- _Texte à lire_:

J’ai beaucoup peint à l’école maternelle et je dessinais aussi des lettres. Pour les enfants, l’écriture et le dessin sont un peu la même chose. J’ai conservé ce décloisonnement entre écriture et peinture. L’écriture a également été très utile entre 20 et 30 ans, au moment où je devais penser ma condition d’artiste femme, avec des enfants, car celle-ci n’était pas pensée dans la société et j’avais peu de modèles d’identification. À cet égard, le journal d’Eva Hesse m’a beaucoup aidée. J’ai compris que l’écriture fonctionnait pour moi comme une sorte de sculpture de soi. Puis il y a eu un moment de bascule, et l’écriture s’est intégrée au sol de l’atelier, le journal ne s’est alors plus écrit qu’à l’atelier. Jusqu’alors, il paraphrasait mon travail d’artiste, puis il en est devenu un outil : je ne pouvais pas entrer ici sans allumer mon ordinateur, sans avoir l’écriture en veille.

- _Consigne_:
Recopiez mot pour mot le passage du texte sur l'écriture et la peinture qui va de « J’ai beaucoup peint » jusqu'à « l’écriture en veille. ».

- _Données enregistrées_:
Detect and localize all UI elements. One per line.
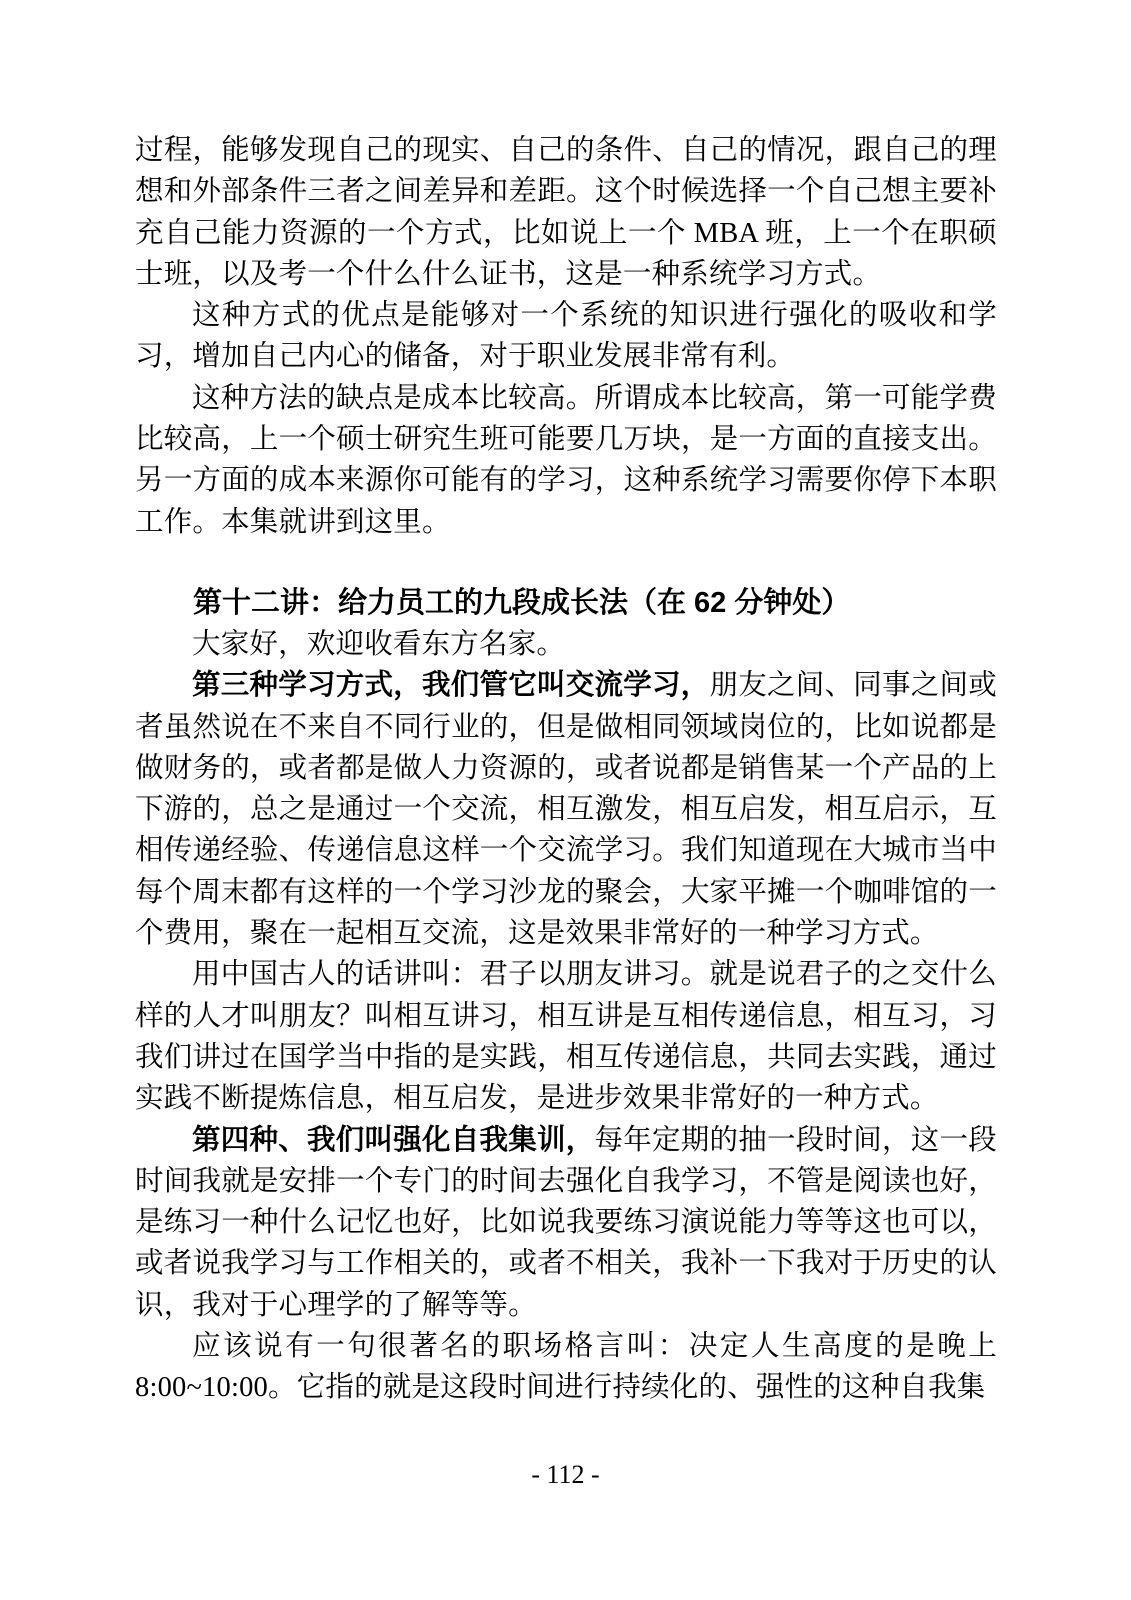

- _Corrigé_:
J’ai beaucoup peint à l’école maternelle et je dessinais aussi des lettres. Pour les enfants, l’écriture et le dessin sont un peu la même chose. J’ai conservé ce décloisonnement entre écriture et peinture. L’écriture a également été très utile entre 20 et 30 ans, au moment où je devais penser ma condition d’artiste femme, avec des enfants, car celle-ci n’était pas pensée dans la société et j’avais peu de modèles d’identification. À cet égard, le journal d’Eva Hesse m’a beaucoup aidée. J’ai compris que l’écriture fonctionnait pour moi comme une sorte de sculpture de soi. Puis il y a eu un moment de bascule, et l’écriture s’est intégrée au sol de l’atelier, le journal ne s’est alors plus écrit qu’à l’atelier. Jusqu’alors, il paraphrasait mon travail d’artiste, puis il en est devenu un outil : je ne pouvais pas entrer ici sans allumer mon ordinateur, sans avoir l’écriture en veille.